Set problem
Below you will find a set of lines. Repeat them all exactly.

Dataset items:
..............................

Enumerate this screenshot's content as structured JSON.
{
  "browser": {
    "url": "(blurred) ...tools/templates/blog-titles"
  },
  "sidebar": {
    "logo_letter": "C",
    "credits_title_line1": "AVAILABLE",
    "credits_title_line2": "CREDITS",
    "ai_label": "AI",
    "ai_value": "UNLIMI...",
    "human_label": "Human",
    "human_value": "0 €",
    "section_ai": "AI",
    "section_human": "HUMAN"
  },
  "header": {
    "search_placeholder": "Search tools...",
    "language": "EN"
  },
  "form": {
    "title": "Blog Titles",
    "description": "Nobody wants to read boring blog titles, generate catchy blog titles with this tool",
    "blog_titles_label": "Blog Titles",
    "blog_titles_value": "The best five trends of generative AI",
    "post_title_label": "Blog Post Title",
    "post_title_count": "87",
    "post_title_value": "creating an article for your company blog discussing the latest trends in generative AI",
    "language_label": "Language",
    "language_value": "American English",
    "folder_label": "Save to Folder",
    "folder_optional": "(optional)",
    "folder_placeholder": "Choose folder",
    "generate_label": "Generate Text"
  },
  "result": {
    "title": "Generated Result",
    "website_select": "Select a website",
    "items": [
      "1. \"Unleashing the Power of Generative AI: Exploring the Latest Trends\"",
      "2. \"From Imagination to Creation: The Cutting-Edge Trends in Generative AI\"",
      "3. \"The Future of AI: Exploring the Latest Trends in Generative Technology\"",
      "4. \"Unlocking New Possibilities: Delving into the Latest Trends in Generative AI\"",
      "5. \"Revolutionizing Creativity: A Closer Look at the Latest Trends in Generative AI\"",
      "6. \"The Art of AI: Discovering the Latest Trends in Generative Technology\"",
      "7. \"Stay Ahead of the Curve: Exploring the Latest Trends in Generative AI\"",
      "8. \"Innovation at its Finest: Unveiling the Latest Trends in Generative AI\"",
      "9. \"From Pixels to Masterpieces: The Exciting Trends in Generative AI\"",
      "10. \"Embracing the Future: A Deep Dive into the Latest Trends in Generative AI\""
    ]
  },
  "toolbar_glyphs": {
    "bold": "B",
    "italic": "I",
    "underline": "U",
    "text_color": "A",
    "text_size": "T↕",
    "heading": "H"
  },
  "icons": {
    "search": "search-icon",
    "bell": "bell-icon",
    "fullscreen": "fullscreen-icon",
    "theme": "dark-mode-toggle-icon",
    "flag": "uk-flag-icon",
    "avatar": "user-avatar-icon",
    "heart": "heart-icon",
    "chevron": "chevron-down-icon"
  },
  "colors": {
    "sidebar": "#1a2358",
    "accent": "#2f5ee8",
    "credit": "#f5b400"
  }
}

..............................

Solution to this exercise
Enumerate this screenshot's content as structured JSON.
{
  "browser": {
    "url": "(blurred) ...tools/templates/blog-titles"
  },
  "sidebar": {
    "logo_letter": "C",
    "credits_title_line1": "AVAILABLE",
    "credits_title_line2": "CREDITS",
    "ai_label": "AI",
    "ai_value": "UNLIMI...",
    "human_label": "Human",
    "human_value": "0 €",
    "section_ai": "AI",
    "section_human": "HUMAN"
  },
  "header": {
    "search_placeholder": "Search tools...",
    "language": "EN"
  },
  "form": {
    "title": "Blog Titles",
    "description": "Nobody wants to read boring blog titles, generate catchy blog titles with this tool",
    "blog_titles_label": "Blog Titles",
    "blog_titles_value": "The best five trends of generative AI",
    "post_title_label": "Blog Post Title",
    "post_title_count": "87",
    "post_title_value": "creating an article for your company blog discussing the latest trends in generative AI",
    "language_label": "Language",
    "language_value": "American English",
    "folder_label": "Save to Folder",
    "folder_optional": "(optional)",
    "folder_placeholder": "Choose folder",
    "generate_label": "Generate Text"
  },
  "result": {
    "title": "Generated Result",
    "website_select": "Select a website",
    "items": [
      "1. \"Unleashing the Power of Generative AI: Exploring the Latest Trends\"",
      "2. \"From Imagination to Creation: The Cutting-Edge Trends in Generative AI\"",
      "3. \"The Future of AI: Exploring the Latest Trends in Generative Technology\"",
      "4. \"Unlocking New Possibilities: Delving into the Latest Trends in Generative AI\"",
      "5. \"Revolutionizing Creativity: A Closer Look at the Latest Trends in Generative AI\"",
      "6. \"The Art of AI: Discovering the Latest Trends in Generative Technology\"",
      "7. \"Stay Ahead of the Curve: Exploring the Latest Trends in Generative AI\"",
      "8. \"Innovation at its Finest: Unveiling the Latest Trends in Generative AI\"",
      "9. \"From Pixels to Masterpieces: The Exciting Trends in Generative AI\"",
      "10. \"Embracing the Future: A Deep Dive into the Latest Trends in Generative AI\""
    ]
  },
  "toolbar_glyphs": {
    "bold": "B",
    "italic": "I",
    "underline": "U",
    "text_color": "A",
    "text_size": "T↕",
    "heading": "H"
  },
  "icons": {
    "search": "search-icon",
    "bell": "bell-icon",
    "fullscreen": "fullscreen-icon",
    "theme": "dark-mode-toggle-icon",
    "flag": "uk-flag-icon",
    "avatar": "user-avatar-icon",
    "heart": "heart-icon",
    "chevron": "chevron-down-icon"
  },
  "colors": {
    "sidebar": "#1a2358",
    "accent": "#2f5ee8",
    "credit": "#f5b400"
  }
}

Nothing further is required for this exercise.